Stored data:
· · · · · · ·
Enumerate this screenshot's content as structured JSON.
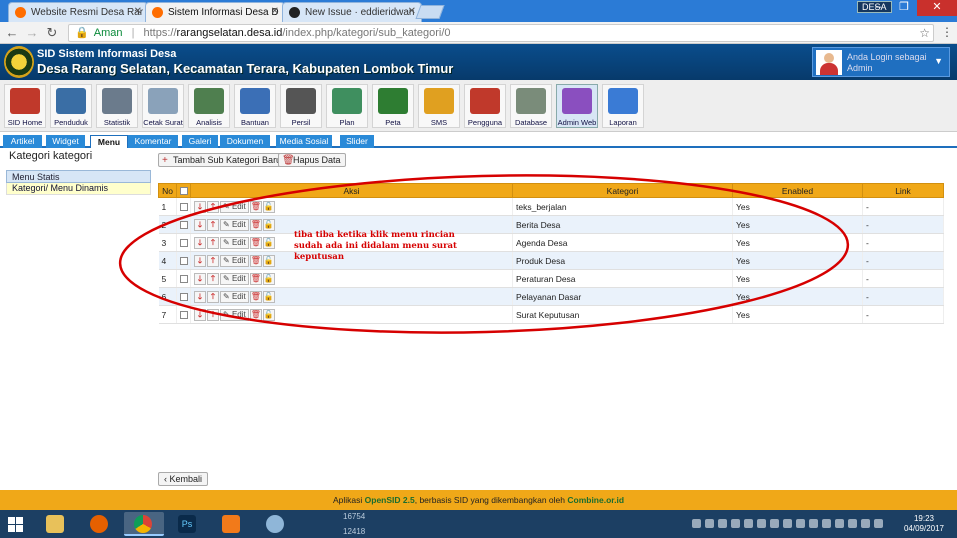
{
  "browser": {
    "tabs": [
      {
        "label": "Website Resmi Desa Rar",
        "favicon_color": "#ff6d00"
      },
      {
        "label": "Sistem Informasi Desa D",
        "favicon_color": "#ff6d00"
      },
      {
        "label": "New Issue · eddieridwan",
        "favicon_color": "#222222"
      }
    ],
    "badge": "DESA",
    "security_label": "Aman",
    "url_host": "rarangselatan.desa.id",
    "url_scheme": "https://",
    "url_path": "/index.php/kategori/sub_kategori/0"
  },
  "app": {
    "title": "SID Sistem Informasi Desa",
    "subtitle": "Desa Rarang Selatan, Kecamatan Terara, Kabupaten Lombok Timur",
    "user_label": "Anda Login sebagai",
    "user_role": "Admin"
  },
  "toolbar": [
    {
      "label": "SID Home",
      "icon": "home-icon",
      "color": "#c0392b"
    },
    {
      "label": "Penduduk",
      "icon": "people-icon",
      "color": "#3a6ea5"
    },
    {
      "label": "Statistik",
      "icon": "stats-icon",
      "color": "#6b7b8c"
    },
    {
      "label": "Cetak Surat",
      "icon": "printer-icon",
      "color": "#8aa2ba"
    },
    {
      "label": "Analisis",
      "icon": "analysis-icon",
      "color": "#4f7f4f"
    },
    {
      "label": "Bantuan",
      "icon": "help-icon",
      "color": "#3b6fb6"
    },
    {
      "label": "Persil",
      "icon": "map-pin-icon",
      "color": "#555555"
    },
    {
      "label": "Plan",
      "icon": "plan-icon",
      "color": "#3f8f5f"
    },
    {
      "label": "Peta",
      "icon": "globe-icon",
      "color": "#2e7d32"
    },
    {
      "label": "SMS",
      "icon": "sms-icon",
      "color": "#e0a020"
    },
    {
      "label": "Pengguna",
      "icon": "users-icon",
      "color": "#c0392b"
    },
    {
      "label": "Database",
      "icon": "database-icon",
      "color": "#7a8c7a"
    },
    {
      "label": "Admin Web",
      "icon": "admin-web-icon",
      "color": "#8a4fbf"
    },
    {
      "label": "Laporan",
      "icon": "envelope-icon",
      "color": "#3a7bd5"
    }
  ],
  "modtabs": [
    "Artikel",
    "Widget",
    "Menu",
    "Komentar",
    "Galeri",
    "Dokumen",
    "Media Sosial",
    "Slider"
  ],
  "active_modtab": "Menu",
  "sidebar": {
    "title": "Kategori kategori",
    "section": "Menu Statis",
    "item": "Kategori/ Menu Dinamis"
  },
  "actions": {
    "add_label": "Tambah Sub Kategori Baru",
    "delete_label": "Hapus Data",
    "back_label": "Kembali"
  },
  "table": {
    "headers": [
      "No",
      "",
      "Aksi",
      "Kategori",
      "Enabled",
      "Link"
    ],
    "edit_label": "Edit",
    "rows": [
      {
        "no": "1",
        "kategori": "teks_berjalan",
        "enabled": "Yes",
        "link": "-"
      },
      {
        "no": "2",
        "kategori": "Berita Desa",
        "enabled": "Yes",
        "link": "-"
      },
      {
        "no": "3",
        "kategori": "Agenda Desa",
        "enabled": "Yes",
        "link": "-"
      },
      {
        "no": "4",
        "kategori": "Produk Desa",
        "enabled": "Yes",
        "link": "-"
      },
      {
        "no": "5",
        "kategori": "Peraturan Desa",
        "enabled": "Yes",
        "link": "-"
      },
      {
        "no": "6",
        "kategori": "Pelayanan Dasar",
        "enabled": "Yes",
        "link": "-"
      },
      {
        "no": "7",
        "kategori": "Surat Keputusan",
        "enabled": "Yes",
        "link": "-"
      }
    ]
  },
  "annotation": {
    "text": "tiba tiba ketika klik menu rincian sudah ada ini didalam menu surat keputusan",
    "color": "#d60000"
  },
  "footer": {
    "prefix": "Aplikasi",
    "app_name": "OpenSID 2.5",
    "middle": ", berbasis SID yang dikembangkan oleh",
    "dev": "Combine.or.id"
  },
  "taskbar": {
    "numbers": [
      "16754",
      "12418"
    ],
    "time": "19:23",
    "date": "04/09/2017"
  }
}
· · · · · · ·
(Task to complete) Pictures in the records above should not be copied. Repeat everything else exactly.

(Full output)
Enumerate this screenshot's content as structured JSON.
{
  "browser": {
    "tabs": [
      {
        "label": "Website Resmi Desa Rar",
        "favicon_color": "#ff6d00"
      },
      {
        "label": "Sistem Informasi Desa D",
        "favicon_color": "#ff6d00"
      },
      {
        "label": "New Issue · eddieridwan",
        "favicon_color": "#222222"
      }
    ],
    "badge": "DESA",
    "security_label": "Aman",
    "url_host": "rarangselatan.desa.id",
    "url_scheme": "https://",
    "url_path": "/index.php/kategori/sub_kategori/0"
  },
  "app": {
    "title": "SID Sistem Informasi Desa",
    "subtitle": "Desa Rarang Selatan, Kecamatan Terara, Kabupaten Lombok Timur",
    "user_label": "Anda Login sebagai",
    "user_role": "Admin"
  },
  "toolbar": [
    {
      "label": "SID Home",
      "icon": "home-icon",
      "color": "#c0392b"
    },
    {
      "label": "Penduduk",
      "icon": "people-icon",
      "color": "#3a6ea5"
    },
    {
      "label": "Statistik",
      "icon": "stats-icon",
      "color": "#6b7b8c"
    },
    {
      "label": "Cetak Surat",
      "icon": "printer-icon",
      "color": "#8aa2ba"
    },
    {
      "label": "Analisis",
      "icon": "analysis-icon",
      "color": "#4f7f4f"
    },
    {
      "label": "Bantuan",
      "icon": "help-icon",
      "color": "#3b6fb6"
    },
    {
      "label": "Persil",
      "icon": "map-pin-icon",
      "color": "#555555"
    },
    {
      "label": "Plan",
      "icon": "plan-icon",
      "color": "#3f8f5f"
    },
    {
      "label": "Peta",
      "icon": "globe-icon",
      "color": "#2e7d32"
    },
    {
      "label": "SMS",
      "icon": "sms-icon",
      "color": "#e0a020"
    },
    {
      "label": "Pengguna",
      "icon": "users-icon",
      "color": "#c0392b"
    },
    {
      "label": "Database",
      "icon": "database-icon",
      "color": "#7a8c7a"
    },
    {
      "label": "Admin Web",
      "icon": "admin-web-icon",
      "color": "#8a4fbf"
    },
    {
      "label": "Laporan",
      "icon": "envelope-icon",
      "color": "#3a7bd5"
    }
  ],
  "modtabs": [
    "Artikel",
    "Widget",
    "Menu",
    "Komentar",
    "Galeri",
    "Dokumen",
    "Media Sosial",
    "Slider"
  ],
  "active_modtab": "Menu",
  "sidebar": {
    "title": "Kategori kategori",
    "section": "Menu Statis",
    "item": "Kategori/ Menu Dinamis"
  },
  "actions": {
    "add_label": "Tambah Sub Kategori Baru",
    "delete_label": "Hapus Data",
    "back_label": "Kembali"
  },
  "table": {
    "headers": [
      "No",
      "",
      "Aksi",
      "Kategori",
      "Enabled",
      "Link"
    ],
    "edit_label": "Edit",
    "rows": [
      {
        "no": "1",
        "kategori": "teks_berjalan",
        "enabled": "Yes",
        "link": "-"
      },
      {
        "no": "2",
        "kategori": "Berita Desa",
        "enabled": "Yes",
        "link": "-"
      },
      {
        "no": "3",
        "kategori": "Agenda Desa",
        "enabled": "Yes",
        "link": "-"
      },
      {
        "no": "4",
        "kategori": "Produk Desa",
        "enabled": "Yes",
        "link": "-"
      },
      {
        "no": "5",
        "kategori": "Peraturan Desa",
        "enabled": "Yes",
        "link": "-"
      },
      {
        "no": "6",
        "kategori": "Pelayanan Dasar",
        "enabled": "Yes",
        "link": "-"
      },
      {
        "no": "7",
        "kategori": "Surat Keputusan",
        "enabled": "Yes",
        "link": "-"
      }
    ]
  },
  "annotation": {
    "text": "tiba tiba ketika klik menu rincian sudah ada ini didalam menu surat keputusan",
    "color": "#d60000"
  },
  "footer": {
    "prefix": "Aplikasi",
    "app_name": "OpenSID 2.5",
    "middle": ", berbasis SID yang dikembangkan oleh",
    "dev": "Combine.or.id"
  },
  "taskbar": {
    "numbers": [
      "16754",
      "12418"
    ],
    "time": "19:23",
    "date": "04/09/2017"
  }
}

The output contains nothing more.